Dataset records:
+-------+

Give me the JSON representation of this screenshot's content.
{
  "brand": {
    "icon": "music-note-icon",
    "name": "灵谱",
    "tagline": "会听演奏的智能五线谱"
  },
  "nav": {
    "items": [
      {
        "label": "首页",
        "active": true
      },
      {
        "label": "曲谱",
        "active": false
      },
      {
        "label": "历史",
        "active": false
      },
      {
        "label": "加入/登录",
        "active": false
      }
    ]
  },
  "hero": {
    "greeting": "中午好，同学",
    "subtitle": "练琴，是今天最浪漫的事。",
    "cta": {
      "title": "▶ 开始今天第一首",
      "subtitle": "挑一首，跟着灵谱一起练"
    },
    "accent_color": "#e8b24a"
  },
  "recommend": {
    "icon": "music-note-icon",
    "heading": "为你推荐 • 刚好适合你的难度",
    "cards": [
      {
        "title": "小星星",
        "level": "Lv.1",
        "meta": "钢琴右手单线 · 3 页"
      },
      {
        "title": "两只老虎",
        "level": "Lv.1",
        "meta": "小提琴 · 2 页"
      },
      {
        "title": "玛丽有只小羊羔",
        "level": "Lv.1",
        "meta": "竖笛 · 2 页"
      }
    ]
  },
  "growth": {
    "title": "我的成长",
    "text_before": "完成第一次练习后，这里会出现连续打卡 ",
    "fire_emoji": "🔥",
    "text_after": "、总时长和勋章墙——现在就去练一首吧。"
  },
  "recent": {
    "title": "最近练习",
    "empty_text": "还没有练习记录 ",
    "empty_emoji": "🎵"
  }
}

+-------+

* **Exercise**: Repeat each entry word for word.

* **Response below**:
Give me the JSON representation of this screenshot's content.
{
  "brand": {
    "icon": "music-note-icon",
    "name": "灵谱",
    "tagline": "会听演奏的智能五线谱"
  },
  "nav": {
    "items": [
      {
        "label": "首页",
        "active": true
      },
      {
        "label": "曲谱",
        "active": false
      },
      {
        "label": "历史",
        "active": false
      },
      {
        "label": "加入/登录",
        "active": false
      }
    ]
  },
  "hero": {
    "greeting": "中午好，同学",
    "subtitle": "练琴，是今天最浪漫的事。",
    "cta": {
      "title": "▶ 开始今天第一首",
      "subtitle": "挑一首，跟着灵谱一起练"
    },
    "accent_color": "#e8b24a"
  },
  "recommend": {
    "icon": "music-note-icon",
    "heading": "为你推荐 • 刚好适合你的难度",
    "cards": [
      {
        "title": "小星星",
        "level": "Lv.1",
        "meta": "钢琴右手单线 · 3 页"
      },
      {
        "title": "两只老虎",
        "level": "Lv.1",
        "meta": "小提琴 · 2 页"
      },
      {
        "title": "玛丽有只小羊羔",
        "level": "Lv.1",
        "meta": "竖笛 · 2 页"
      }
    ]
  },
  "growth": {
    "title": "我的成长",
    "text_before": "完成第一次练习后，这里会出现连续打卡 ",
    "fire_emoji": "🔥",
    "text_after": "、总时长和勋章墙——现在就去练一首吧。"
  },
  "recent": {
    "title": "最近练习",
    "empty_text": "还没有练习记录 ",
    "empty_emoji": "🎵"
  }
}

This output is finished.